> _Supplied records_

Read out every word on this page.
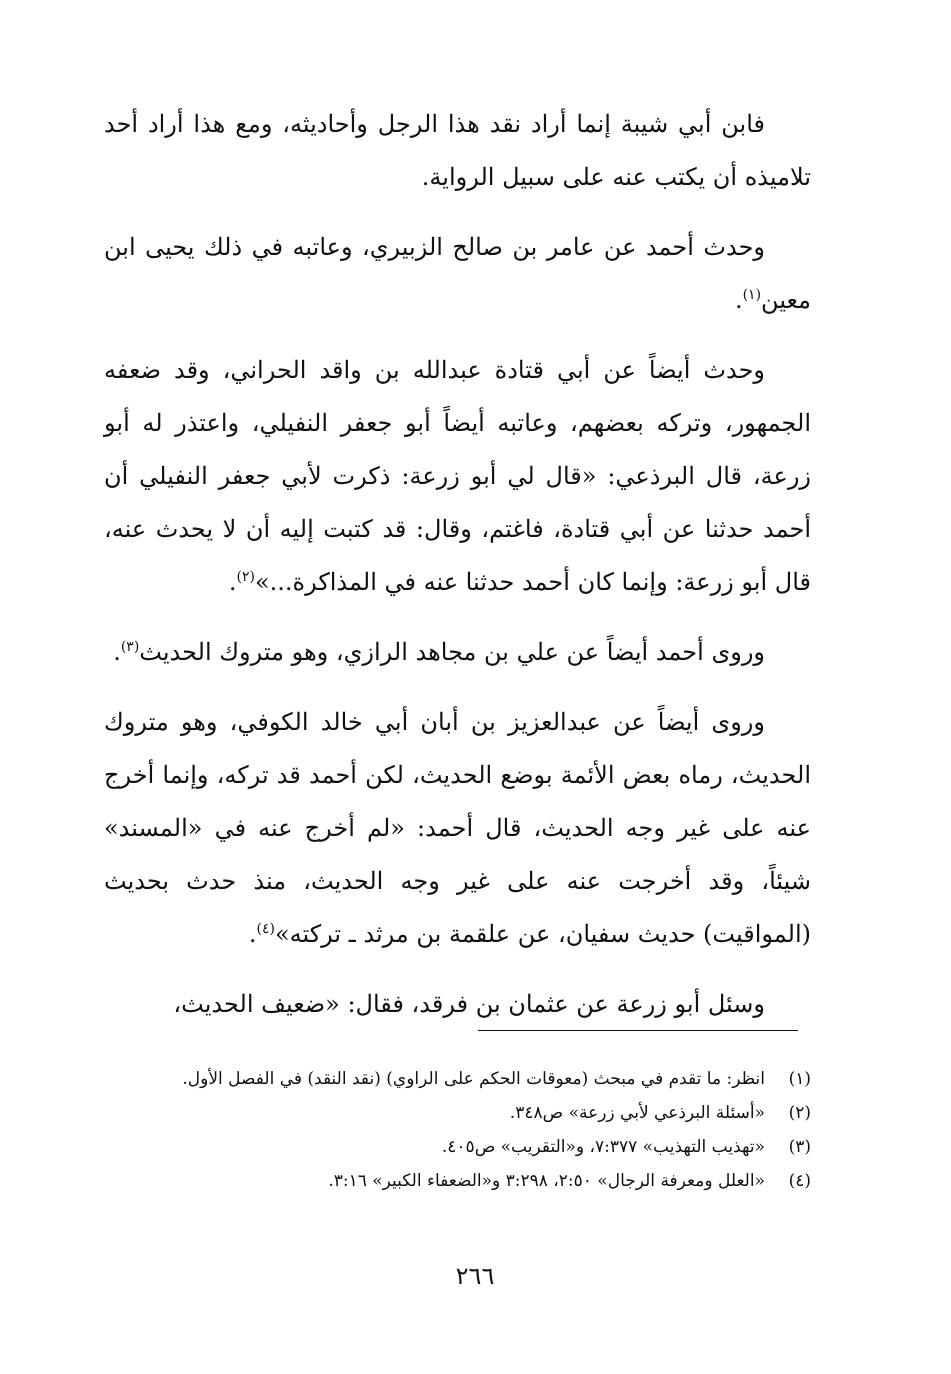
فابن أبي شيبة إنما أراد نقد هذا الرجل وأحاديثه، ومع هذا أراد أحد تلاميذه أن يكتب عنه على سبيل الرواية.

وحدث أحمد عن عامر بن صالح الزبيري، وعاتبه في ذلك يحيى ابن معين$^{(١)}$.

وحدث أيضاً عن أبي قتادة عبدالله بن واقد الحراني، وقد ضعفه الجمهور، وتركه بعضهم، وعاتبه أيضاً أبو جعفر النفيلي، واعتذر له أبو زرعة، قال البرذعي: «قال لي أبو زرعة: ذكرت لأبي جعفر النفيلي أن أحمد حدثنا عن أبي قتادة، فاغتم، وقال: قد كتبت إليه أن لا يحدث عنه، قال أبو زرعة: وإنما كان أحمد حدثنا عنه في المذاكرة...»$^{(٢)}$.

وروى أحمد أيضاً عن علي بن مجاهد الرازي، وهو متروك الحديث$^{(٣)}$.

وروى أيضاً عن عبدالعزيز بن أبان أبي خالد الكوفي، وهو متروك الحديث، رماه بعض الأئمة بوضع الحديث، لكن أحمد قد تركه، وإنما أخرج عنه على غير وجه الحديث، قال أحمد: «لم أخرج عنه في «المسند» شيئاً، وقد أخرجت عنه على غير وجه الحديث، منذ حدث بحديث (المواقيت) حديث سفيان، عن علقمة بن مرثد ـ تركته»$^{(٤)}$.

وسئل أبو زرعة عن عثمان بن فرقد، فقال: «ضعيف الحديث،

(١)
انظر: ما تقدم في مبحث (معوقات الحكم على الراوي) (نقد النقد) في الفصل الأول.
(٢)
«أسئلة البرذعي لأبي زرعة» ص٣٤٨.
(٣)
«تهذيب التهذيب» ٧:٣٧٧، و«التقريب» ص٤٠٥.
(٤)
«العلل ومعرفة الرجال» ٢:٥٠، ٣:٢٩٨ و«الضعفاء الكبير» ٣:١٦.
٢٦٦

> _Written problem_
Copy out every line of the data that includes the word "لأبي".

> _Result for this exercise_
وحدث أيضاً عن أبي قتادة عبدالله بن واقد الحراني، وقد ضعفه الجمهور، وتركه بعضهم، وعاتبه أيضاً أبو جعفر النفيلي، واعتذر له أبو زرعة، قال البرذعي: «قال لي أبو زرعة: ذكرت لأبي جعفر النفيلي أن أحمد حدثنا عن أبي قتادة، فاغتم، وقال: قد كتبت إليه أن لا يحدث عنه، قال أبو زرعة: وإنما كان أحمد حدثنا عنه في المذاكرة...»$^{(٢)}$.
«أسئلة البرذعي لأبي زرعة» ص٣٤٨.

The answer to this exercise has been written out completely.